==== Extracted entries

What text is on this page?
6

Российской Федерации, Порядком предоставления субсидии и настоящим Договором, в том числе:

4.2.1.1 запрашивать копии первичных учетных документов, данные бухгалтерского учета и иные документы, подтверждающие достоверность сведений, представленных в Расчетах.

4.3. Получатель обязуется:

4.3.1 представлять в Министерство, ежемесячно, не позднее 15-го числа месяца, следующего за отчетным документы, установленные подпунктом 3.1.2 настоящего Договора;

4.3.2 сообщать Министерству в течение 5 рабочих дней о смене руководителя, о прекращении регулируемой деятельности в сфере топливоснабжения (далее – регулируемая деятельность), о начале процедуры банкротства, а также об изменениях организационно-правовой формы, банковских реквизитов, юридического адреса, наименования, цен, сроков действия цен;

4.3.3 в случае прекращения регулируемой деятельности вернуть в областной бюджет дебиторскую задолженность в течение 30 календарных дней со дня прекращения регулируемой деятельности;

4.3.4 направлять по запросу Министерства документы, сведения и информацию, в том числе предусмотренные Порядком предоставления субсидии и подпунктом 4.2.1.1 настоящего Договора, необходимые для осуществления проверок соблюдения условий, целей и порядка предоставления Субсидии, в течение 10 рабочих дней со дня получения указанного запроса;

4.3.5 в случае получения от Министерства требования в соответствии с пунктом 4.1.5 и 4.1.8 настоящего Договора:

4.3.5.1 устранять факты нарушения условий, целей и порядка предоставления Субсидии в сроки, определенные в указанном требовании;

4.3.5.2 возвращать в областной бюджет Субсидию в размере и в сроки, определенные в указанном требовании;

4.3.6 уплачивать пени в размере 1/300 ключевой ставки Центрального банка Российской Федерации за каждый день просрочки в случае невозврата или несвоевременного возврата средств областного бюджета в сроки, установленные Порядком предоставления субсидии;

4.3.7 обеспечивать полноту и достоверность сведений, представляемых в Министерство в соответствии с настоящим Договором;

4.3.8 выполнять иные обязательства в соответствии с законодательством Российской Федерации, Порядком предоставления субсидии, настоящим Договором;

========

Your instructions:
Quote the listing in full, please, keeping every line exact.

The result:
What text is on this page?
6

Российской Федерации, Порядком предоставления субсидии и настоящим Договором, в том числе:

4.2.1.1 запрашивать копии первичных учетных документов, данные бухгалтерского учета и иные документы, подтверждающие достоверность сведений, представленных в Расчетах.

4.3. Получатель обязуется:

4.3.1 представлять в Министерство, ежемесячно, не позднее 15-го числа месяца, следующего за отчетным документы, установленные подпунктом 3.1.2 настоящего Договора;

4.3.2 сообщать Министерству в течение 5 рабочих дней о смене руководителя, о прекращении регулируемой деятельности в сфере топливоснабжения (далее – регулируемая деятельность), о начале процедуры банкротства, а также об изменениях организационно-правовой формы, банковских реквизитов, юридического адреса, наименования, цен, сроков действия цен;

4.3.3 в случае прекращения регулируемой деятельности вернуть в областной бюджет дебиторскую задолженность в течение 30 календарных дней со дня прекращения регулируемой деятельности;

4.3.4 направлять по запросу Министерства документы, сведения и информацию, в том числе предусмотренные Порядком предоставления субсидии и подпунктом 4.2.1.1 настоящего Договора, необходимые для осуществления проверок соблюдения условий, целей и порядка предоставления Субсидии, в течение 10 рабочих дней со дня получения указанного запроса;

4.3.5 в случае получения от Министерства требования в соответствии с пунктом 4.1.5 и 4.1.8 настоящего Договора:

4.3.5.1 устранять факты нарушения условий, целей и порядка предоставления Субсидии в сроки, определенные в указанном требовании;

4.3.5.2 возвращать в областной бюджет Субсидию в размере и в сроки, определенные в указанном требовании;

4.3.6 уплачивать пени в размере 1/300 ключевой ставки Центрального банка Российской Федерации за каждый день просрочки в случае невозврата или несвоевременного возврата средств областного бюджета в сроки, установленные Порядком предоставления субсидии;

4.3.7 обеспечивать полноту и достоверность сведений, представляемых в Министерство в соответствии с настоящим Договором;

4.3.8 выполнять иные обязательства в соответствии с законодательством Российской Федерации, Порядком предоставления субсидии, настоящим Договором;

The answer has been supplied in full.